Dataset items
..............................

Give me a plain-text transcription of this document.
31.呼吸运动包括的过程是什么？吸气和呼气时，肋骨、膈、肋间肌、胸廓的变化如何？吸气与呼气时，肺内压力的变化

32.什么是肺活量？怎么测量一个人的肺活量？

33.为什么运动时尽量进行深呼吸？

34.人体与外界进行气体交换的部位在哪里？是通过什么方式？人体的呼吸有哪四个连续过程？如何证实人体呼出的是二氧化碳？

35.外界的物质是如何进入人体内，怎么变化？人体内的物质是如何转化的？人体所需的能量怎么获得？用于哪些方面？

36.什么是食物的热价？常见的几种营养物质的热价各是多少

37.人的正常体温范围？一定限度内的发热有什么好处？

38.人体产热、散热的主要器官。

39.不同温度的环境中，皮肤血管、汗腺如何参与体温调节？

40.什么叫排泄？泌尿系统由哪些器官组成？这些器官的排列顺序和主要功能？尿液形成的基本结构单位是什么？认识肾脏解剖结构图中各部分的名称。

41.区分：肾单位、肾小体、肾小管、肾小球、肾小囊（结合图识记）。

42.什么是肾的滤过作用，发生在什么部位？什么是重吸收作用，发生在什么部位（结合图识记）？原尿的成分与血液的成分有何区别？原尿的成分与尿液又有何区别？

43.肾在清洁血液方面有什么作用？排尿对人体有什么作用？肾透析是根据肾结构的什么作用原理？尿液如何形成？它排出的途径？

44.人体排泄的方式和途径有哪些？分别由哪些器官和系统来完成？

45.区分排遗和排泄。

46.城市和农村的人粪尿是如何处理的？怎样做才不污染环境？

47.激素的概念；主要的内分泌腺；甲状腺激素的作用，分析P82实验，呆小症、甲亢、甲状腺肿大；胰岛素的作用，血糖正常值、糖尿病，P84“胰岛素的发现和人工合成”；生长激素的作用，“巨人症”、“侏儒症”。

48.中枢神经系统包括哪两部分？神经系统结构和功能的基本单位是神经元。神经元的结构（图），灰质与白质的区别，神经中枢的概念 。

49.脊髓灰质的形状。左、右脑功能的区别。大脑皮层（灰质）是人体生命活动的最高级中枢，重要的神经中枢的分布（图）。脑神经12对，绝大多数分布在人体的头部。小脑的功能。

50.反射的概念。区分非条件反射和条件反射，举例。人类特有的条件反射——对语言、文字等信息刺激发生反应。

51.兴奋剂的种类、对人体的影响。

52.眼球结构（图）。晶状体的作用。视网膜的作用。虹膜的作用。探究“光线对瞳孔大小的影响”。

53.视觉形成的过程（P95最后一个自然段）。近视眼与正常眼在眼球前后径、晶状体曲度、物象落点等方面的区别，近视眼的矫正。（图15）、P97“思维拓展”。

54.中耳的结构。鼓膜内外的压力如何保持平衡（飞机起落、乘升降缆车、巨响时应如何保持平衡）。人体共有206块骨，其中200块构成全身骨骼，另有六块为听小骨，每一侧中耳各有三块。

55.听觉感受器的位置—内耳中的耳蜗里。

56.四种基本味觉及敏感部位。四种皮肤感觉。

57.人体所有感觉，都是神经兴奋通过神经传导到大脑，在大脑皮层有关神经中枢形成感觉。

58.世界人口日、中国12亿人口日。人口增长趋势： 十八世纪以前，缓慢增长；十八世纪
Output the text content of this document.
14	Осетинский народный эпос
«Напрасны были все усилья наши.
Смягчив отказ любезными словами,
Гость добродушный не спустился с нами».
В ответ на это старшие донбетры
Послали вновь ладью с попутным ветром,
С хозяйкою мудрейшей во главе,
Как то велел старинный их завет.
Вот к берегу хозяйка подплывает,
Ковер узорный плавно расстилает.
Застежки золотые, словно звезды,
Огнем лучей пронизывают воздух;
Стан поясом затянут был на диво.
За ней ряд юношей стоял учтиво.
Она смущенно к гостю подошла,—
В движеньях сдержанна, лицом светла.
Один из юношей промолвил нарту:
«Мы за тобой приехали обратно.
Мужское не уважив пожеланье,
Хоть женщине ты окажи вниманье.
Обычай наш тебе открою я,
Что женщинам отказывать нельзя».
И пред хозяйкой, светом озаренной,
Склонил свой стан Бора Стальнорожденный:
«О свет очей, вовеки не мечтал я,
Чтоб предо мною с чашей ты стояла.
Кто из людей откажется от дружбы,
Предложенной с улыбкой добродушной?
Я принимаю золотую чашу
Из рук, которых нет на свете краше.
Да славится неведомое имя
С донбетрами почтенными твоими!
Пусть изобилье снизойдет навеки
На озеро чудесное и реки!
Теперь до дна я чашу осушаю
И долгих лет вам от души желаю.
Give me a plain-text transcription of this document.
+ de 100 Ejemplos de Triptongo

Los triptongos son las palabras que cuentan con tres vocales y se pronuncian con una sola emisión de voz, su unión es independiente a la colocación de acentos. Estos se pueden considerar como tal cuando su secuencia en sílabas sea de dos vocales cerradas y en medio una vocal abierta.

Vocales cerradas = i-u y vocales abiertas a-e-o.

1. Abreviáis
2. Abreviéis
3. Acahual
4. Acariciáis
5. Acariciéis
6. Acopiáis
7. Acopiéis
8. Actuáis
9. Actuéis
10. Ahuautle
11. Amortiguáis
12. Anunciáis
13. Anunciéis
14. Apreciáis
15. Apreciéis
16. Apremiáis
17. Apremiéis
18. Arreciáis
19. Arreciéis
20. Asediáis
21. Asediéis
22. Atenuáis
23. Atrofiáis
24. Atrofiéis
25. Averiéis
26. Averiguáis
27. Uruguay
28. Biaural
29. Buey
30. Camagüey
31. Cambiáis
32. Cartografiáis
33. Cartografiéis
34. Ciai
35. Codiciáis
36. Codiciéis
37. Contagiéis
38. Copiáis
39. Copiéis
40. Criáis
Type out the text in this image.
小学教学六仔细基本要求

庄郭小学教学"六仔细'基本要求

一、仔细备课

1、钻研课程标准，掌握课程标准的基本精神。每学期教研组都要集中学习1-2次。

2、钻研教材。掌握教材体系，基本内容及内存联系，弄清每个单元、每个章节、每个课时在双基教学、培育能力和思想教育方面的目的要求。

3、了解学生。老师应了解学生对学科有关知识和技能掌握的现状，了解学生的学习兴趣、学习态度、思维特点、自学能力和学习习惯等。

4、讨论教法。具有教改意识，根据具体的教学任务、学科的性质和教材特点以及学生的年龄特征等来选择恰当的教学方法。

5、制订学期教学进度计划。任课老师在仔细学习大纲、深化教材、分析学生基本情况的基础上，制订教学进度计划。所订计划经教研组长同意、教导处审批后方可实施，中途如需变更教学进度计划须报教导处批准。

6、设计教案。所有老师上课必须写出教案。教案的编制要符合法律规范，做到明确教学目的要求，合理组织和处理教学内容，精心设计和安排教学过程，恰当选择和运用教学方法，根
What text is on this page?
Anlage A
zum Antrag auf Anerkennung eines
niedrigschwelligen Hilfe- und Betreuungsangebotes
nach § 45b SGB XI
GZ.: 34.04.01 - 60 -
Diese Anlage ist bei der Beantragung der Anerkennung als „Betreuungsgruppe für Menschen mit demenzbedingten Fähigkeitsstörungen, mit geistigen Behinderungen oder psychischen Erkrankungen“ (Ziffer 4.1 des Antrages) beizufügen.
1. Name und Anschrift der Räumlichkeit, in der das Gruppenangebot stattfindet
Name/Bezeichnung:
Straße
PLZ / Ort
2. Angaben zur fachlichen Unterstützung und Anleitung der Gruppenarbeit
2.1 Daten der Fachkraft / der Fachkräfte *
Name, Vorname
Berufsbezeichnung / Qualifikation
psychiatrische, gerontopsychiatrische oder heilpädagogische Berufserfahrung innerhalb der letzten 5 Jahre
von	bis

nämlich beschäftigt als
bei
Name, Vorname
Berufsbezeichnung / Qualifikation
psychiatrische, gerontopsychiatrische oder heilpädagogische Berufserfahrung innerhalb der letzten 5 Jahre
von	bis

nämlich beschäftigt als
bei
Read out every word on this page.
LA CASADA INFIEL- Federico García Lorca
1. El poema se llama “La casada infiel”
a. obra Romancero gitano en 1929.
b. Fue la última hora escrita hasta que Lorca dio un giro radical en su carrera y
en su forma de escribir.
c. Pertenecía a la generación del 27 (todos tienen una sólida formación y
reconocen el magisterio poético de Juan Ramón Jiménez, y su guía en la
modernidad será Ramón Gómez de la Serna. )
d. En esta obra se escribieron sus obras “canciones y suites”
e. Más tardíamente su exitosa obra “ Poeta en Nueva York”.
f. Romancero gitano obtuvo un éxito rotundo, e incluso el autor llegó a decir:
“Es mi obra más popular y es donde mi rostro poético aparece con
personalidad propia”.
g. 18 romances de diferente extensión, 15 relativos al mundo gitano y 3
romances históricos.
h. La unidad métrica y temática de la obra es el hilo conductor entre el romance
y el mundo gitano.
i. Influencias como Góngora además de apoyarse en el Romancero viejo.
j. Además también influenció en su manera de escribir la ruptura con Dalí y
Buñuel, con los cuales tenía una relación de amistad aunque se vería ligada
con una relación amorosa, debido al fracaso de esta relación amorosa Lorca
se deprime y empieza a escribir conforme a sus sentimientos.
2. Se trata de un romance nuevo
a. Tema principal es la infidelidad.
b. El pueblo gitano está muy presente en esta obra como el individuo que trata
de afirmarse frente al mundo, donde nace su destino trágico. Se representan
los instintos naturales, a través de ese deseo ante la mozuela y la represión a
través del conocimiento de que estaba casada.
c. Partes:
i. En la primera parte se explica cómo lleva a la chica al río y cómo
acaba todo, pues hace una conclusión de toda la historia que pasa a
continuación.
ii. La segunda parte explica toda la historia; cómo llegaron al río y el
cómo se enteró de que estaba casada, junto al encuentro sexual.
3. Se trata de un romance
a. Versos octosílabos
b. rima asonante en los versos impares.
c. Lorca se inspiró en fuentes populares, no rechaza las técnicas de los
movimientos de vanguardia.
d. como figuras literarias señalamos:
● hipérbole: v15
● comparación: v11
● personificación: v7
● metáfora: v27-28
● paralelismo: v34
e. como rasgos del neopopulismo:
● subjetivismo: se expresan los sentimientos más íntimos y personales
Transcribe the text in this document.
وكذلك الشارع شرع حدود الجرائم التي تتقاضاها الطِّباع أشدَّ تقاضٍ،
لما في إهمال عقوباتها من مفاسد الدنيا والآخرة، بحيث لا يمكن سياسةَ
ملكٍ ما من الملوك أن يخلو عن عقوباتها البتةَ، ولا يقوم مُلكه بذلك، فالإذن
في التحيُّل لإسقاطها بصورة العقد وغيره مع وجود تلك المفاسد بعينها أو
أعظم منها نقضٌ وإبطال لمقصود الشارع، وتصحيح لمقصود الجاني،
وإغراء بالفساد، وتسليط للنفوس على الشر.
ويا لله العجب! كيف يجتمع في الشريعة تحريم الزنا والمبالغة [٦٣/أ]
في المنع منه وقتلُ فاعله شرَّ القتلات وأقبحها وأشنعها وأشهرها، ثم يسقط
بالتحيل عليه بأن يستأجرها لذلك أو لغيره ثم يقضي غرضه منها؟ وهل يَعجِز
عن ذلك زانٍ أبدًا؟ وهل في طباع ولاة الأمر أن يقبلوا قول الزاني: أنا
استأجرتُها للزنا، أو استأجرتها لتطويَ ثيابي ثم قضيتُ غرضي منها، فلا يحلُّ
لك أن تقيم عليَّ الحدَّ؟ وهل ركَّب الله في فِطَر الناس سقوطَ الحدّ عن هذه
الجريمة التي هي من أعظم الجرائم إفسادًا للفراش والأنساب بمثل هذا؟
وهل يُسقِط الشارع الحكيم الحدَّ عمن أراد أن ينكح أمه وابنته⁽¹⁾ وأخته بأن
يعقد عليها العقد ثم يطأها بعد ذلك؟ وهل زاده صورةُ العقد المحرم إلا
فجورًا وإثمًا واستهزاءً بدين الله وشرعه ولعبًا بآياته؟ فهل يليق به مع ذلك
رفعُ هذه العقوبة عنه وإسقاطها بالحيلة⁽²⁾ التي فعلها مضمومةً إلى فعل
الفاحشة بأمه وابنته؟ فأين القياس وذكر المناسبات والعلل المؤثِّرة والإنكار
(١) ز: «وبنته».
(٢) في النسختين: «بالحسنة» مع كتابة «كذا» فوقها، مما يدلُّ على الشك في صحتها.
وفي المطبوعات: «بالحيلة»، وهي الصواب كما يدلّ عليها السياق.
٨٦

..............................

_EXERCISE TASK_
In the entries above, identify each line that includes the string "التي", then copy it.

_WRITTEN REPLY_
وكذلك الشارع شرع حدود الجرائم التي تتقاضاها الطِّباع أشدَّ تقاضٍ،
الجريمة التي هي من أعظم الجرائم إفسادًا للفراش والأنساب بمثل هذا؟
رفعُ هذه العقوبة عنه وإسقاطها بالحيلة⁽²⁾ التي فعلها مضمومةً إلى فعل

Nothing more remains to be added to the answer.